Теоретически это было эффективным решением транспортных и производственных проблем. Если бы этот план осуществился, результатом стало бы удручающее окружение строго регламентированных мест работы и жительства без какого-либо оживления. Этот план имел всю привлекательность тейлористской схемы, где, используя сравнимую логику, была достигнута эффективная организация работы, при которой все движения рабочих были сведены к нескольким повторяющимся жестам. Шаблонные конструктивные принципы, лежащие в проектах советского колхоза, деревень уджамаа или поселений в Эфиопии, страдают той же узостью видения. Их основной целью было прежде всего облегчение управления производством из центра и контроля общественной жизни.
Почти все строго функциональные узкоспециализированные учреждения имеют свойства бассейнов для сенсорной депривации, используемых в экспериментальных целях. В пределе они приближаются к крупным социальным надзорным учреждениям XVIII и XIX вв.: приютам, работным домам, тюрьмам и исправительным заведениям. Мы уже достаточно хорошо изучили такие учреждения, чтобы понимать, что через некоторое время они приведут к характерному неврозу своих обитателей, характеризующемуся апатией, замкнутостью, недостатком инициативы и свободы в поведении, необщительностью и несговорчивостью. Такой невроз является приспособлением к депривированной, вялой, однообразной и управляемой среде, он приводит к тупости и безразличию[895].

**СУТЬ ЗАДАНИЯ:**
Выпишите дословно из фрагмента документа текст от слов «Почти все строго» до слов «тупости и безразличию[895].» включительно. Записи для работы не понадобятся.

**ПРЕДОСТАВЛЕННЫЕ ЗАПИСИ:**

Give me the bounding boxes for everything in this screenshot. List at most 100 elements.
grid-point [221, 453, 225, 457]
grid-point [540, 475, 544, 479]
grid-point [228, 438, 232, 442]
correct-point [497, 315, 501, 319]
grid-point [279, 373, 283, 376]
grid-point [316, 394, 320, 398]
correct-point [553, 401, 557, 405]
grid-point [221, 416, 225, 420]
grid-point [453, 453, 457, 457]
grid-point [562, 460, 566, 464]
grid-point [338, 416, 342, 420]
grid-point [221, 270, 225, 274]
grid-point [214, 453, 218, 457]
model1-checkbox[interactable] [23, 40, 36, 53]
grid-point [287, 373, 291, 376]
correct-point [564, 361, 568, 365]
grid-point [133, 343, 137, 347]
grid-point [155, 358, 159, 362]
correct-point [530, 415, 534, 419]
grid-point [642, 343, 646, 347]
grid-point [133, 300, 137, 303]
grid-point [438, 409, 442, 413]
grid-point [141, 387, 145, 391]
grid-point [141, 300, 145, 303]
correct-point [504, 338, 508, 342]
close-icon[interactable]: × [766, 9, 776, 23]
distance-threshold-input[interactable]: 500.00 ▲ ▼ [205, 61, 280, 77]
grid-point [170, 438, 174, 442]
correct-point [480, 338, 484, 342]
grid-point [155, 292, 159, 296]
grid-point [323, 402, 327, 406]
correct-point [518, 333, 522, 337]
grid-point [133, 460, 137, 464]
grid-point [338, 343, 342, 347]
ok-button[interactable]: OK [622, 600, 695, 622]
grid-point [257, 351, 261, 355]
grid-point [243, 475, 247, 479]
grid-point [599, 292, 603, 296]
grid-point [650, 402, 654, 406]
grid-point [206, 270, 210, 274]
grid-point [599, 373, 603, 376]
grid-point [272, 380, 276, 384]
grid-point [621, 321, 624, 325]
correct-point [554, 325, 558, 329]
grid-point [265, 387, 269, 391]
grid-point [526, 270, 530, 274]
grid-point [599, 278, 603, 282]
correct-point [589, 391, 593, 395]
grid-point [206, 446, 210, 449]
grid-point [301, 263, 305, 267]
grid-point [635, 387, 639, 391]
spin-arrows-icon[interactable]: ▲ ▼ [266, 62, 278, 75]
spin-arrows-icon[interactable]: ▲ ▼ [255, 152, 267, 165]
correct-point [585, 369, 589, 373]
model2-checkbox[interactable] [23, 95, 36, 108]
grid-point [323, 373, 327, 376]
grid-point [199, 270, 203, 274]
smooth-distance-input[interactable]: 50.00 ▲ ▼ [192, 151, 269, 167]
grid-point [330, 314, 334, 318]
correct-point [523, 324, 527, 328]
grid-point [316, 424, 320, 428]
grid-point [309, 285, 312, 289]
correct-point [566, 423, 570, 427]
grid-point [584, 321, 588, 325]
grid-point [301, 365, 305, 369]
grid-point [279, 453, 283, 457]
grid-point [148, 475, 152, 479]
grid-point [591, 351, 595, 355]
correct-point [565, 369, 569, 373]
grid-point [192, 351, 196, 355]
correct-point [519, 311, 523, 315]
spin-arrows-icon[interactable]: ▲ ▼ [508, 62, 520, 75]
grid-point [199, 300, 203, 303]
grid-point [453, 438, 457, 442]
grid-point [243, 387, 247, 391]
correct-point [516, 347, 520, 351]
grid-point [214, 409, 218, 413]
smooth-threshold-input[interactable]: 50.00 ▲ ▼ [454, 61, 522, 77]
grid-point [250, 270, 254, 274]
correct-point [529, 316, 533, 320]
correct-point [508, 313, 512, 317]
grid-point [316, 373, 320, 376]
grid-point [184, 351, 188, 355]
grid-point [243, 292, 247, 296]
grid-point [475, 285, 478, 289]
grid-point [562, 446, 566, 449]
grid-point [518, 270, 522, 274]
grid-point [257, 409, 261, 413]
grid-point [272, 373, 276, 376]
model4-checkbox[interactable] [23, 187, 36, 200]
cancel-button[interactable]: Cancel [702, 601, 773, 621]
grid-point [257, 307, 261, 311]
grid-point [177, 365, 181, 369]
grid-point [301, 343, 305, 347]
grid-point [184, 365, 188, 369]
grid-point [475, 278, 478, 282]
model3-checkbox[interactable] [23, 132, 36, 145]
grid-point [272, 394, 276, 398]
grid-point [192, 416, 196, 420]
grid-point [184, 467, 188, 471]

**ВАШЕ РЕШЕНИЕ:**
Почти все строго функциональные узкоспециализированные учреждения имеют свойства бассейнов для сенсорной депривации, используемых в экспериментальных целях. В пределе они приближаются к крупным социальным надзорным учреждениям XVIII и XIX вв.: приютам, работным домам, тюрьмам и исправительным заведениям. Мы уже достаточно хорошо изучили такие учреждения, чтобы понимать, что через некоторое время они приведут к характерному неврозу своих обитателей, характеризующемуся апатией, замкнутостью, недостатком инициативы и свободы в поведении, необщительностью и несговорчивостью. Такой невроз является приспособлением к депривированной, вялой, однообразной и управляемой среде, он приводит к тупости и безразличию[895].